Material to process >>
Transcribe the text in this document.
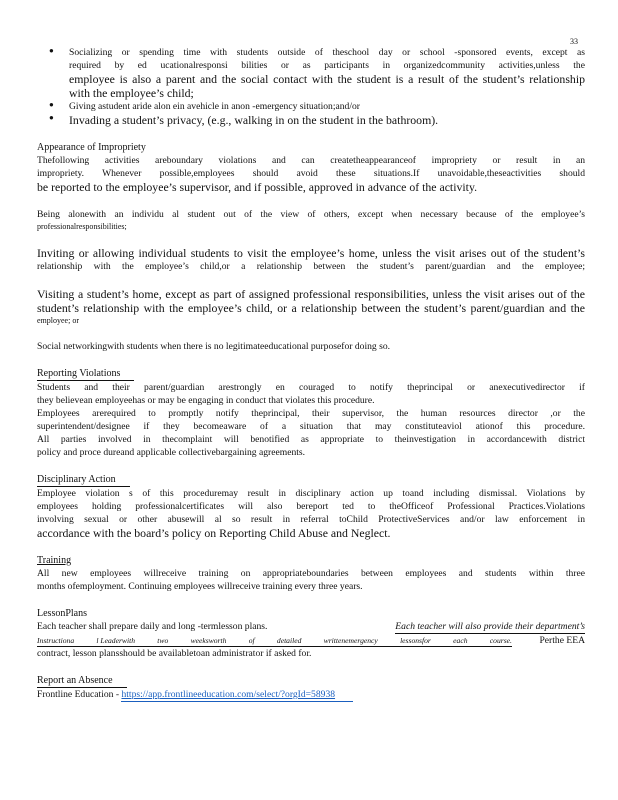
33
● Socializing or spending time with students outside of theschool day or school -sponsored events, except as
required by ed ucationalresponsi bilities or as participants in organizedcommunity activities,unless the
employee is also a parent and the social contact with the student is a result of the student’s relationship
with the employee’s child;
● Giving astudent aride alon ein avehicle in anon -emergency situation;and/or
● Invading a student’s privacy, (e.g., walking in on the student in the bathroom).

Appearance of Impropriety

Thefollowing activities areboundary violations and can createtheappearanceof impropriety or result in an
impropriety. Whenever possible,employees should avoid these situations.If unavoidable,theseactivities should
be reported to the employee’s supervisor, and if possible, approved in advance of the activity.
Being alonewith an individu al student out of the view of others, except when necessary because of the employee’s
professionalresponsibilities;
Inviting or allowing individual students to visit the employee’s home, unless the visit arises out of the student’s
relationship with the employee’s child,or a relationship between the student’s parent/guardian and the employee;
Visiting a student’s home, except as part of assigned professional responsibilities, unless the visit arises out of the
student’s relationship with the employee’s child, or a relationship between the student’s parent/guardian and the
employee; or
Social networkingwith students when there is no legitimateeducational purposefor doing so.

Reporting Violations

Students and their parent/guardian arestrongly en couraged to notify theprincipal or anexecutivedirector if
they believean employeehas or may be engaging in conduct that violates this procedure.
Employees arerequired to promptly notify theprincipal, their supervisor, the human resources director ,or the
superintendent/designee if they becomeaware of a situation that may constituteaviol ationof this procedure.
All parties involved in thecomplaint will benotified as appropriate to theinvestigation in accordancewith district
policy and proce dureand applicable collectivebargaining agreements.

Disciplinary Action

Employee violation s of this proceduremay result in disciplinary action up toand including dismissal. Violations by
employees holding professionalcertificates will also bereport ted to theOfficeof Professional Practices.Violations
involving sexual or other abusewill al so result in referral toChild ProtectiveServices and/or law enforcement in
accordance with the board’s policy on Reporting Child Abuse and Neglect.

Training

All new employees willreceive training on appropriateboundaries between employees and students within three
months ofemployment. Continuing employees willreceive training every three years.

LessonPlans

Each teacher shall prepare daily and long -termlesson plans.	Each teacher will also provide their department’s
Instructiona	l Leaderwith	two	weeksworth	of	detailed	writtenemergency	lessonsfor	each	course.	Perthe EEA
contract, lesson plansshould be availabletoan administrator if asked for.

Report an Absence

Frontline Education - https://app.frontlineeducation.com/select/?orgId=58938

Objective >> Transcribe every record above exactly as written, leaving out any pictures.

Result for this task >>
Transcribe the text in this document.
33
● Socializing or spending time with students outside of theschool day or school -sponsored events, except as
required by ed ucationalresponsi bilities or as participants in organizedcommunity activities,unless the
employee is also a parent and the social contact with the student is a result of the student’s relationship
with the employee’s child;
● Giving astudent aride alon ein avehicle in anon -emergency situation;and/or
● Invading a student’s privacy, (e.g., walking in on the student in the bathroom).

Appearance of Impropriety

Thefollowing activities areboundary violations and can createtheappearanceof impropriety or result in an
impropriety. Whenever possible,employees should avoid these situations.If unavoidable,theseactivities should
be reported to the employee’s supervisor, and if possible, approved in advance of the activity.
Being alonewith an individu al student out of the view of others, except when necessary because of the employee’s
professionalresponsibilities;
Inviting or allowing individual students to visit the employee’s home, unless the visit arises out of the student’s
relationship with the employee’s child,or a relationship between the student’s parent/guardian and the employee;
Visiting a student’s home, except as part of assigned professional responsibilities, unless the visit arises out of the
student’s relationship with the employee’s child, or a relationship between the student’s parent/guardian and the
employee; or
Social networkingwith students when there is no legitimateeducational purposefor doing so.

Reporting Violations

Students and their parent/guardian arestrongly en couraged to notify theprincipal or anexecutivedirector if
they believean employeehas or may be engaging in conduct that violates this procedure.
Employees arerequired to promptly notify theprincipal, their supervisor, the human resources director ,or the
superintendent/designee if they becomeaware of a situation that may constituteaviol ationof this procedure.
All parties involved in thecomplaint will benotified as appropriate to theinvestigation in accordancewith district
policy and proce dureand applicable collectivebargaining agreements.

Disciplinary Action

Employee violation s of this proceduremay result in disciplinary action up toand including dismissal. Violations by
employees holding professionalcertificates will also bereport ted to theOfficeof Professional Practices.Violations
involving sexual or other abusewill al so result in referral toChild ProtectiveServices and/or law enforcement in
accordance with the board’s policy on Reporting Child Abuse and Neglect.

Training

All new employees willreceive training on appropriateboundaries between employees and students within three
months ofemployment. Continuing employees willreceive training every three years.

LessonPlans

Each teacher shall prepare daily and long -termlesson plans.	Each teacher will also provide their department’s
Instructiona	l Leaderwith	two	weeksworth	of	detailed	writtenemergency	lessonsfor	each	course.	Perthe EEA
contract, lesson plansshould be availabletoan administrator if asked for.

Report an Absence

Frontline Education - https://app.frontlineeducation.com/select/?orgId=58938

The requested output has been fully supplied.